# REQUIRED TASK
Working from the line that contains "Transcribe this image's" to the final line, transcribe each line exactly. No pictures belong in the copy.

[BEGIN SOURCE MATERIAL]

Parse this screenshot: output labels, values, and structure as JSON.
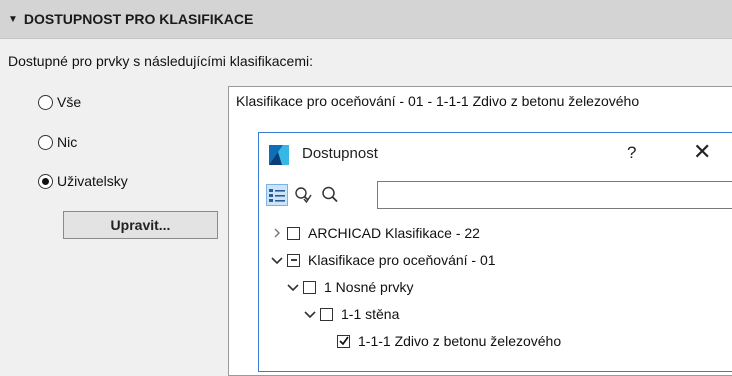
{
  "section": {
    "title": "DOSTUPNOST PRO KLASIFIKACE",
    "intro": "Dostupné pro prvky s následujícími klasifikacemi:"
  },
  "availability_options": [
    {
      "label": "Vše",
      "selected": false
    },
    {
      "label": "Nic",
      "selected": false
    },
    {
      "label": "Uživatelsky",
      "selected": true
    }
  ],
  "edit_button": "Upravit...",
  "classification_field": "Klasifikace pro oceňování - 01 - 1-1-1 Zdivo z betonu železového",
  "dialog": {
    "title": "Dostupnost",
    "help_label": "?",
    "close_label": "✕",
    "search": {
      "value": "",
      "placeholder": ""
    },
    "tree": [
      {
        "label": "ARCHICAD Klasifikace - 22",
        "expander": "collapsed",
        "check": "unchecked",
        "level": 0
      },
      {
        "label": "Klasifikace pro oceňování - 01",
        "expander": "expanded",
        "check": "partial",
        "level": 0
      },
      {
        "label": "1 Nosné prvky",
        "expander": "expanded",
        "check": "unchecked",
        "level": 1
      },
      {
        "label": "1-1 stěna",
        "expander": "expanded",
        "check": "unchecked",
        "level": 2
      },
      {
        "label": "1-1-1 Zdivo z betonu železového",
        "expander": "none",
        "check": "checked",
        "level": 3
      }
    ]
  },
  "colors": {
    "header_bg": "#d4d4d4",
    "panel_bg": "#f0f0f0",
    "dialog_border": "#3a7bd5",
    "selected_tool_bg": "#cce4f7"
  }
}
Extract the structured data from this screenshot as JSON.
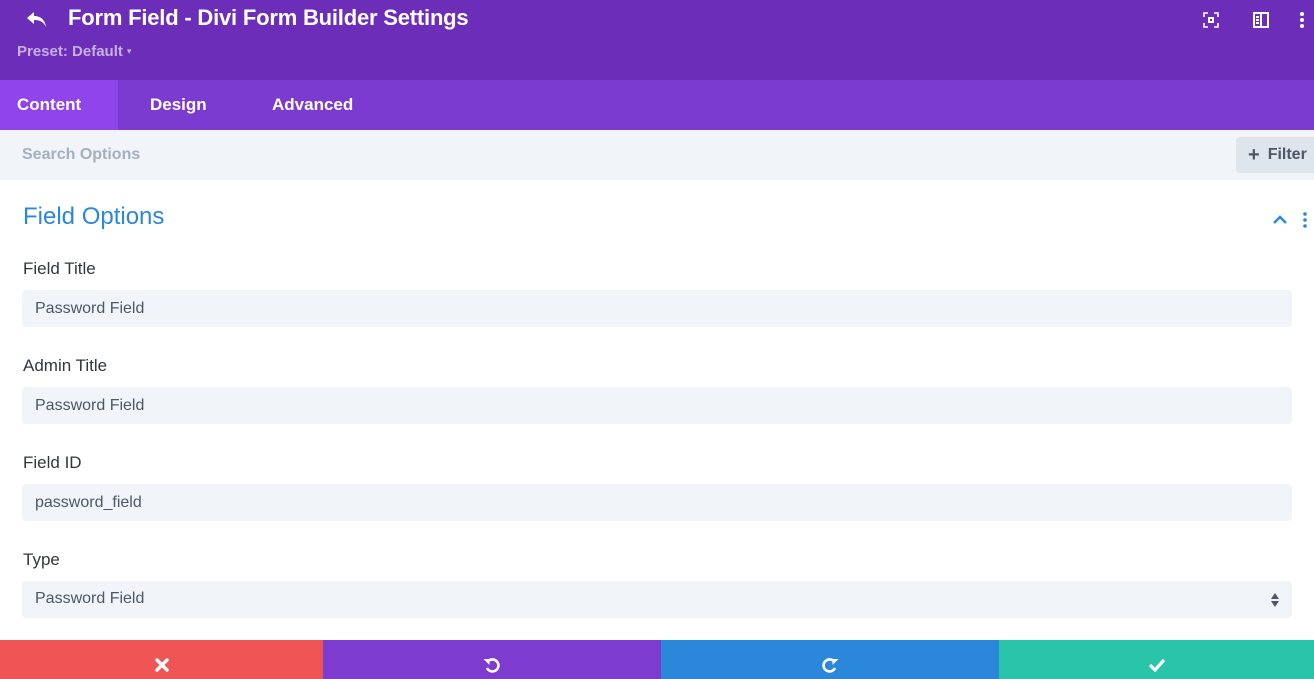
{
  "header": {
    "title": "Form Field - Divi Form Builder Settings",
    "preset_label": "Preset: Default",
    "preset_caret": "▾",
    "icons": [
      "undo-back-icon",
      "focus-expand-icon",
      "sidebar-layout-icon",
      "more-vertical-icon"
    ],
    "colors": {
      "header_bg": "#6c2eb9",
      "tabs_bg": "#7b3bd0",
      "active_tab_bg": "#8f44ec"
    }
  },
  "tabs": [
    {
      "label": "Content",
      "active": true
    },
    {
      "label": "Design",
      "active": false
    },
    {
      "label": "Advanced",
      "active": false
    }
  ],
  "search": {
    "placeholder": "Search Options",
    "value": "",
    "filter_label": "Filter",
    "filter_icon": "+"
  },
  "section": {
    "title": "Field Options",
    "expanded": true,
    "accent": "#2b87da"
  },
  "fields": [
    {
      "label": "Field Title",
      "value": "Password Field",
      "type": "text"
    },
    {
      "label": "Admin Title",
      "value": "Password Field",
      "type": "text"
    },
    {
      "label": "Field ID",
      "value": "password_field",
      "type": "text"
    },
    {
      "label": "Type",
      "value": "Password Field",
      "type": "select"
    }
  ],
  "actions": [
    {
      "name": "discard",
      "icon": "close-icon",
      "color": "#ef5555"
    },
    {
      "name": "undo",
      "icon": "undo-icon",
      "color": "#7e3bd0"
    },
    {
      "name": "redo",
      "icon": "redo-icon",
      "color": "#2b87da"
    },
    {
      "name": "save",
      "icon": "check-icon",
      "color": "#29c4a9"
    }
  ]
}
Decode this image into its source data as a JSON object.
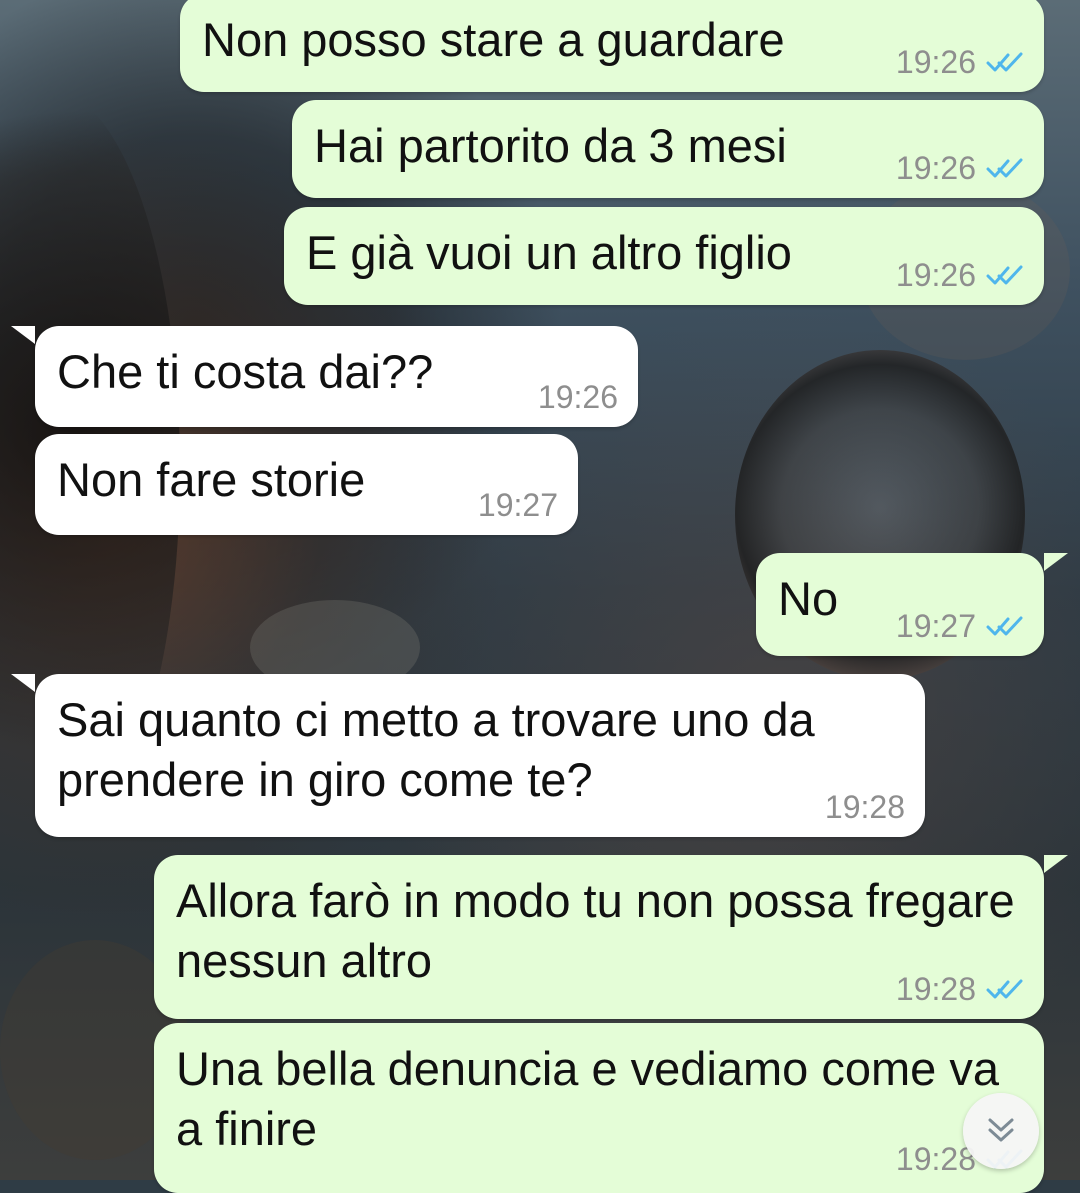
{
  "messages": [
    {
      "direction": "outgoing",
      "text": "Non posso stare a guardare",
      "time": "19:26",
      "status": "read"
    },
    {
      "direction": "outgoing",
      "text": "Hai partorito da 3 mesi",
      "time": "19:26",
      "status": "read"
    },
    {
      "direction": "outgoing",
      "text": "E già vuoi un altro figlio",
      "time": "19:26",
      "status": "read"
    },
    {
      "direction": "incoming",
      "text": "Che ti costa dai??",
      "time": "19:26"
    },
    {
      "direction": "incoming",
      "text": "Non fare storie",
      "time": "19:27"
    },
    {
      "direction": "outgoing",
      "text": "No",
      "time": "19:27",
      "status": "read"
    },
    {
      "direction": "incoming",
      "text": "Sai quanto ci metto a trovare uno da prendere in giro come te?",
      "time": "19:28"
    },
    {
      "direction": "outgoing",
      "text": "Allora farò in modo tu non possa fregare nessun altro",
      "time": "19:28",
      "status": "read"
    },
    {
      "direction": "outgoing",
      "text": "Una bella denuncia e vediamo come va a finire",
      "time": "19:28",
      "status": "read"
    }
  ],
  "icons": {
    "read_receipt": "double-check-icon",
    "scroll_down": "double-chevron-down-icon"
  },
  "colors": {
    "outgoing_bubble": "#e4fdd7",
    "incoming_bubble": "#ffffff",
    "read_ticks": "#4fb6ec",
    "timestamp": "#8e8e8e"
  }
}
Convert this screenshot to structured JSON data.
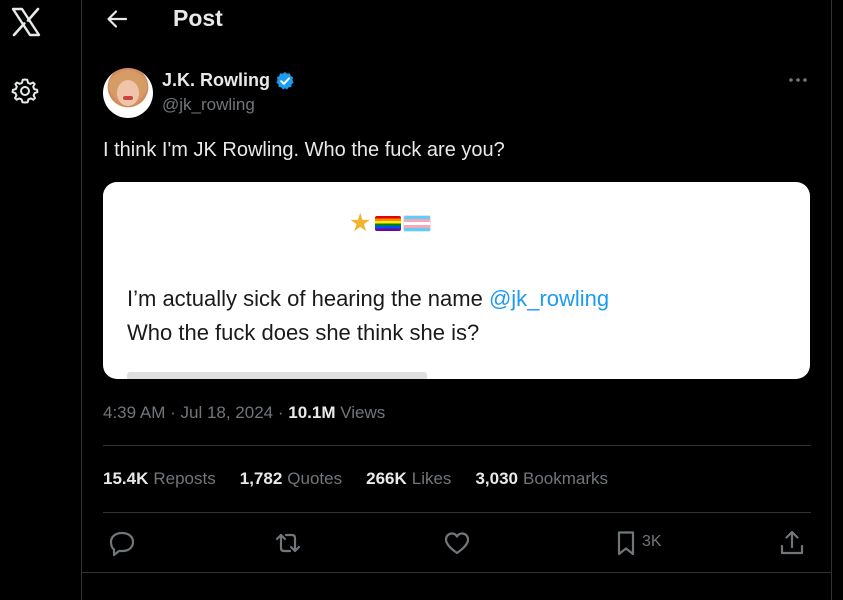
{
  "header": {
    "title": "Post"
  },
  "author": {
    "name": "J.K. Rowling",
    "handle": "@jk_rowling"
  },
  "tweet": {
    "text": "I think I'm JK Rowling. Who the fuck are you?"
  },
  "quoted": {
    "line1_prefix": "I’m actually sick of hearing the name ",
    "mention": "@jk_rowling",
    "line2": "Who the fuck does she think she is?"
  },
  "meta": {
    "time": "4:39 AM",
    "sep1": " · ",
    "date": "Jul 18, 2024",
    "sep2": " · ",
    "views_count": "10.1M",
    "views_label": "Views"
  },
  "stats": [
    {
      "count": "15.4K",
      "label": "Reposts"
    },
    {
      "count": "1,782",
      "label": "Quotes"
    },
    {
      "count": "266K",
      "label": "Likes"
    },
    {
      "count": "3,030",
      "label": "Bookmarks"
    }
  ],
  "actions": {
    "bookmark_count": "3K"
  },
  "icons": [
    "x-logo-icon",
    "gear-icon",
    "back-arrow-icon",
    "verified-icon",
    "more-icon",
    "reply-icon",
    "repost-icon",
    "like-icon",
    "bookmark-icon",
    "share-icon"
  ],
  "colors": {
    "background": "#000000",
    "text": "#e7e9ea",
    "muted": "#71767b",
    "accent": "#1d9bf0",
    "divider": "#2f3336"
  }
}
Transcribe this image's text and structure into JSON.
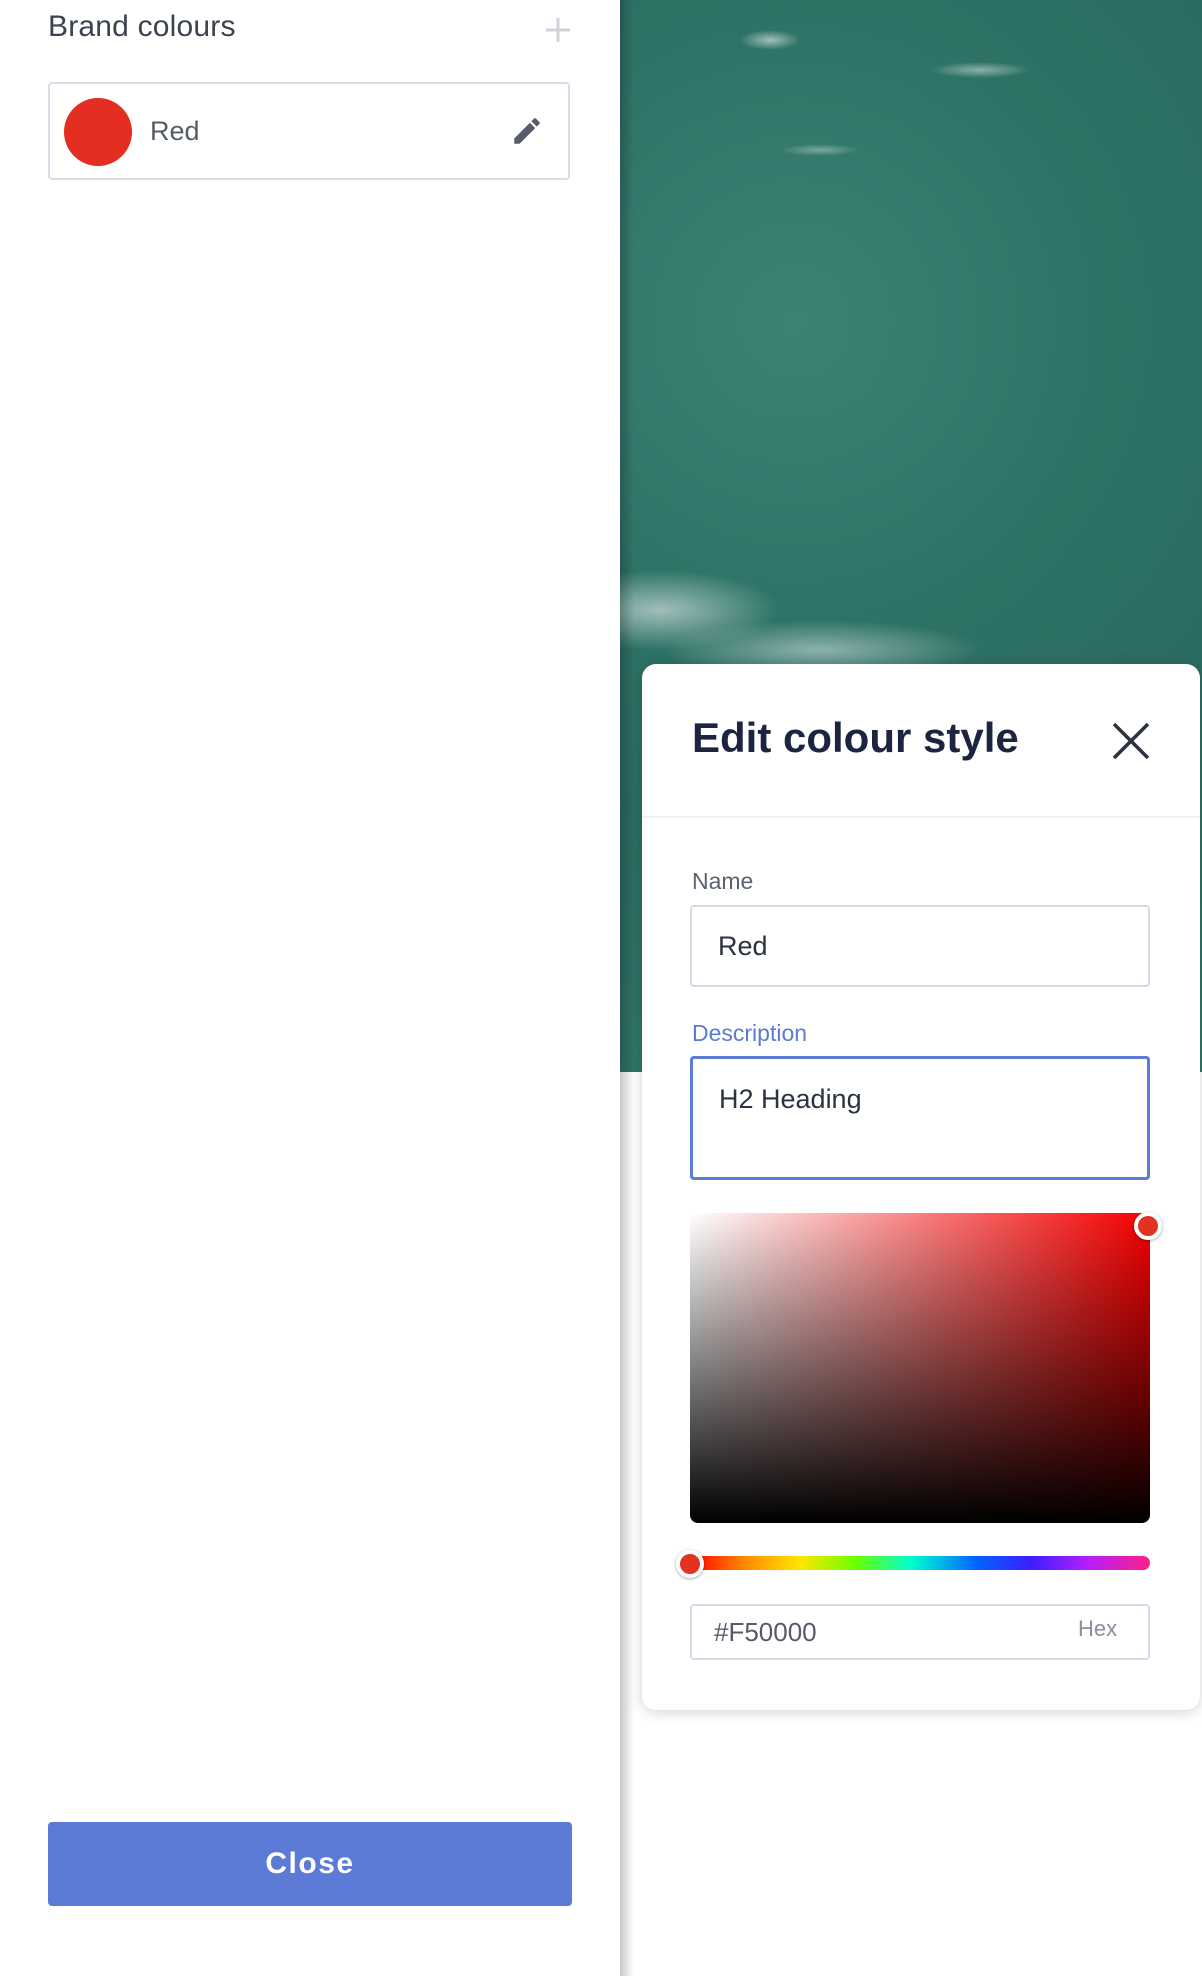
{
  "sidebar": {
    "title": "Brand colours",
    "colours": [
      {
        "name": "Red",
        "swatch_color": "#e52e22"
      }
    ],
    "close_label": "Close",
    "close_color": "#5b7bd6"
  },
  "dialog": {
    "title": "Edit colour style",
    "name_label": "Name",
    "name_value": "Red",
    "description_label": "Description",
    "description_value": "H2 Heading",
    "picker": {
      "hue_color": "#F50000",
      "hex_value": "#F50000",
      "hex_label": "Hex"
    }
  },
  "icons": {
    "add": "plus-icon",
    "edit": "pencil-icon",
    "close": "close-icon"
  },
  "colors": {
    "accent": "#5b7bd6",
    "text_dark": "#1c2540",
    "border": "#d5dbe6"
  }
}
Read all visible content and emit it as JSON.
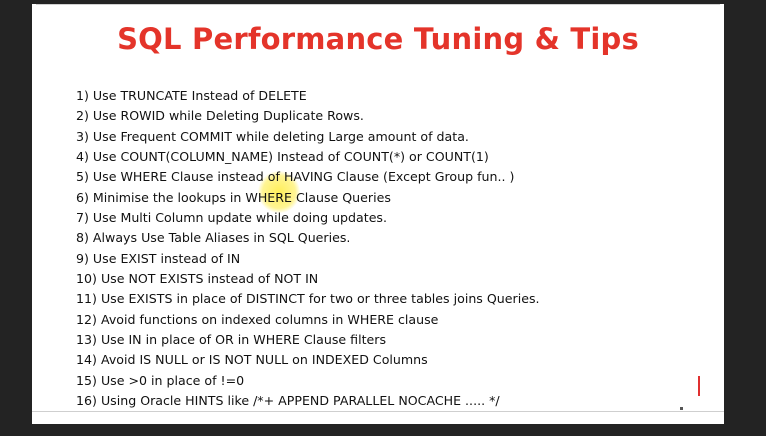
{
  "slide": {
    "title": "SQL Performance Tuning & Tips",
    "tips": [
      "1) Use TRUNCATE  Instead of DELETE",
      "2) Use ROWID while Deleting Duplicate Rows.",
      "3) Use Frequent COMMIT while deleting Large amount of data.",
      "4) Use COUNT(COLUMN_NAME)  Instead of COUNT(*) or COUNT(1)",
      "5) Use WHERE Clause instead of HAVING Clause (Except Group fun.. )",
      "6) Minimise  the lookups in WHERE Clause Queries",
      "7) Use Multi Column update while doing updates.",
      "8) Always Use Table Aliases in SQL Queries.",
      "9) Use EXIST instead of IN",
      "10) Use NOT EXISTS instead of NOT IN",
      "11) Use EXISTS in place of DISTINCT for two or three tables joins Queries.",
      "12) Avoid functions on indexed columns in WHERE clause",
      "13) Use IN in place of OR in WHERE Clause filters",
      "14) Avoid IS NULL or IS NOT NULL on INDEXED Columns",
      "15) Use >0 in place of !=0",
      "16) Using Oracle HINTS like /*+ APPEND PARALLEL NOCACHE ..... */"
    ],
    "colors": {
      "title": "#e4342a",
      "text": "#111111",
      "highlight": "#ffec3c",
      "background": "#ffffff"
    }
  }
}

[END SOURCE MATERIAL]

# WRITTEN RESPONSE
Transcribe this image's text and structure into JSON.
{
  "sidebar": {
    "title": "Brand colours",
    "colours": [
      {
        "name": "Red",
        "swatch_color": "#e52e22"
      }
    ],
    "close_label": "Close",
    "close_color": "#5b7bd6"
  },
  "dialog": {
    "title": "Edit colour style",
    "name_label": "Name",
    "name_value": "Red",
    "description_label": "Description",
    "description_value": "H2 Heading",
    "picker": {
      "hue_color": "#F50000",
      "hex_value": "#F50000",
      "hex_label": "Hex"
    }
  },
  "icons": {
    "add": "plus-icon",
    "edit": "pencil-icon",
    "close": "close-icon"
  },
  "colors": {
    "accent": "#5b7bd6",
    "text_dark": "#1c2540",
    "border": "#d5dbe6"
  }
}
Read all visible content and emit it as JSON.
{
  "slide": {
    "title": "SQL Performance Tuning & Tips",
    "tips": [
      "1) Use TRUNCATE  Instead of DELETE",
      "2) Use ROWID while Deleting Duplicate Rows.",
      "3) Use Frequent COMMIT while deleting Large amount of data.",
      "4) Use COUNT(COLUMN_NAME)  Instead of COUNT(*) or COUNT(1)",
      "5) Use WHERE Clause instead of HAVING Clause (Except Group fun.. )",
      "6) Minimise  the lookups in WHERE Clause Queries",
      "7) Use Multi Column update while doing updates.",
      "8) Always Use Table Aliases in SQL Queries.",
      "9) Use EXIST instead of IN",
      "10) Use NOT EXISTS instead of NOT IN",
      "11) Use EXISTS in place of DISTINCT for two or three tables joins Queries.",
      "12) Avoid functions on indexed columns in WHERE clause",
      "13) Use IN in place of OR in WHERE Clause filters",
      "14) Avoid IS NULL or IS NOT NULL on INDEXED Columns",
      "15) Use >0 in place of !=0",
      "16) Using Oracle HINTS like /*+ APPEND PARALLEL NOCACHE ..... */"
    ],
    "colors": {
      "title": "#e4342a",
      "text": "#111111",
      "highlight": "#ffec3c",
      "background": "#ffffff"
    }
  }
}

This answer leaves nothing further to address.